Using the entries that follow, collect the lines where the word "from" appears.

^^^^^^^^^^^^^^^^

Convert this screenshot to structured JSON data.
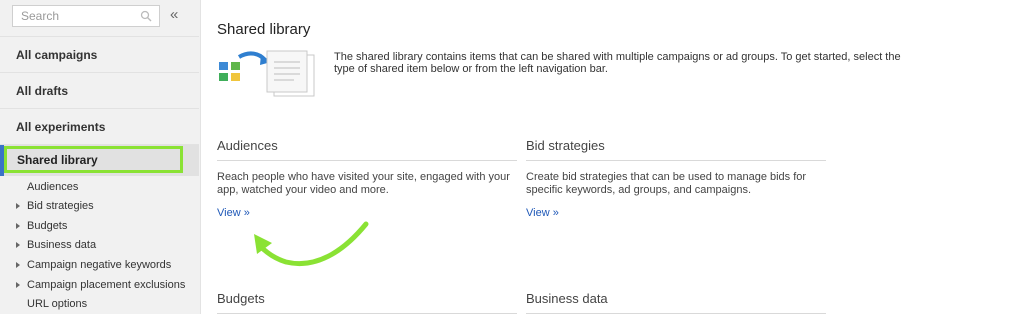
{
  "sidebar": {
    "search": {
      "placeholder": "Search"
    },
    "collapse_glyph": "«",
    "items": [
      {
        "label": "All campaigns"
      },
      {
        "label": "All drafts"
      },
      {
        "label": "All experiments"
      }
    ],
    "active_item": {
      "label": "Shared library"
    },
    "sub_items": [
      {
        "label": "Audiences"
      },
      {
        "label": "Bid strategies"
      },
      {
        "label": "Budgets"
      },
      {
        "label": "Business data"
      },
      {
        "label": "Campaign negative keywords"
      },
      {
        "label": "Campaign placement exclusions"
      },
      {
        "label": "URL options"
      }
    ]
  },
  "main": {
    "title": "Shared library",
    "intro": "The shared library contains items that can be shared with multiple campaigns or ad groups. To get started, select the type of shared item below or from the left navigation bar.",
    "cards": [
      {
        "title": "Audiences",
        "description": "Reach people who have visited your site, engaged with your app, watched your video and more.",
        "link": "View »"
      },
      {
        "title": "Bid strategies",
        "description": "Create bid strategies that can be used to manage bids for specific keywords, ad groups, and campaigns.",
        "link": "View »"
      },
      {
        "title": "Budgets"
      },
      {
        "title": "Business data"
      }
    ]
  },
  "colors": {
    "highlight": "#8ae234",
    "active_bar": "#3a73c7",
    "link": "#2059b8"
  }
}
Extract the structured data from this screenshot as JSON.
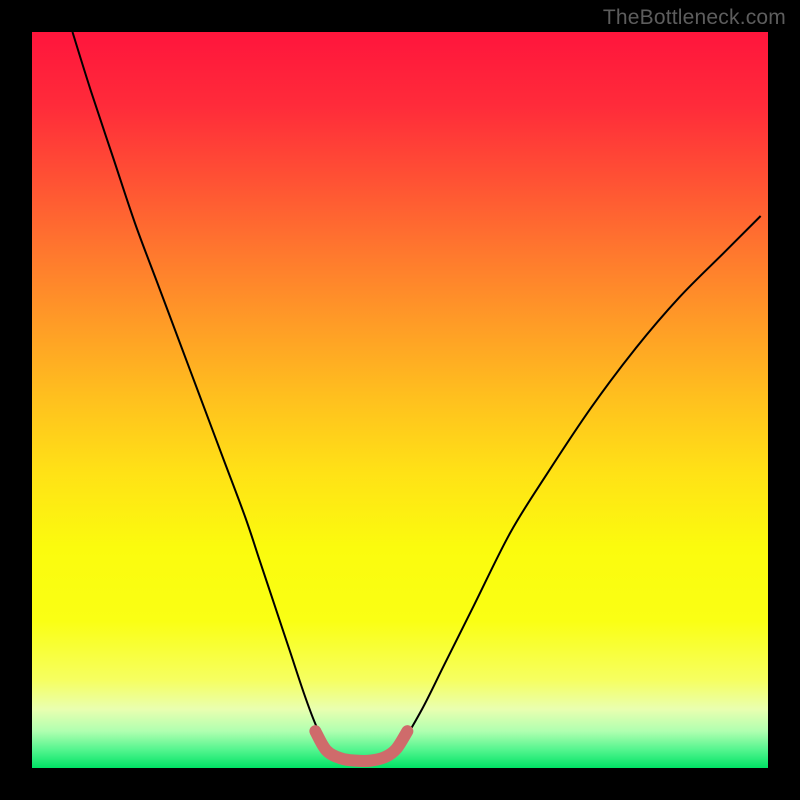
{
  "watermark": "TheBottleneck.com",
  "gradient": {
    "stops": [
      {
        "offset": 0.0,
        "color": "#ff153c"
      },
      {
        "offset": 0.1,
        "color": "#ff2b3a"
      },
      {
        "offset": 0.2,
        "color": "#ff5134"
      },
      {
        "offset": 0.3,
        "color": "#ff782e"
      },
      {
        "offset": 0.4,
        "color": "#ff9d26"
      },
      {
        "offset": 0.5,
        "color": "#ffc11e"
      },
      {
        "offset": 0.6,
        "color": "#ffe216"
      },
      {
        "offset": 0.7,
        "color": "#fbfb0e"
      },
      {
        "offset": 0.8,
        "color": "#faff14"
      },
      {
        "offset": 0.88,
        "color": "#f6ff60"
      },
      {
        "offset": 0.92,
        "color": "#e9ffb0"
      },
      {
        "offset": 0.95,
        "color": "#b0ffb0"
      },
      {
        "offset": 0.975,
        "color": "#55f58f"
      },
      {
        "offset": 1.0,
        "color": "#00e365"
      }
    ]
  },
  "chart_data": {
    "type": "line",
    "title": "",
    "xlabel": "",
    "ylabel": "",
    "xlim": [
      0,
      100
    ],
    "ylim": [
      0,
      100
    ],
    "grid": false,
    "series": [
      {
        "name": "bottleneck-curve",
        "color": "#000000",
        "x": [
          5.5,
          8,
          11,
          14,
          17,
          20,
          23,
          26,
          29,
          31,
          33,
          35,
          37,
          38.5,
          40,
          42,
          44,
          46,
          48,
          50,
          53,
          56,
          60,
          65,
          70,
          76,
          82,
          88,
          94,
          99
        ],
        "y": [
          100,
          92,
          83,
          74,
          66,
          58,
          50,
          42,
          34,
          28,
          22,
          16,
          10,
          6,
          3,
          1.2,
          0.6,
          0.6,
          1.0,
          3,
          8,
          14,
          22,
          32,
          40,
          49,
          57,
          64,
          70,
          75
        ]
      },
      {
        "name": "highlight-band",
        "color": "#cf6b6b",
        "stroke_width": 12,
        "linecap": "round",
        "x": [
          38.5,
          40,
          42,
          44,
          46,
          48,
          49.5,
          51
        ],
        "y": [
          5.0,
          2.4,
          1.3,
          1.0,
          1.0,
          1.5,
          2.6,
          5.0
        ]
      }
    ],
    "annotations": []
  }
}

^^^^^^^^^^^^^^^^

• _RESULT FOR THIS EXERCISE_:
    "intro": "The shared library contains items that can be shared with multiple campaigns or ad groups. To get started, select the type of shared item below or from the left navigation bar.",
Extract the structured data from this screenshot as JSON.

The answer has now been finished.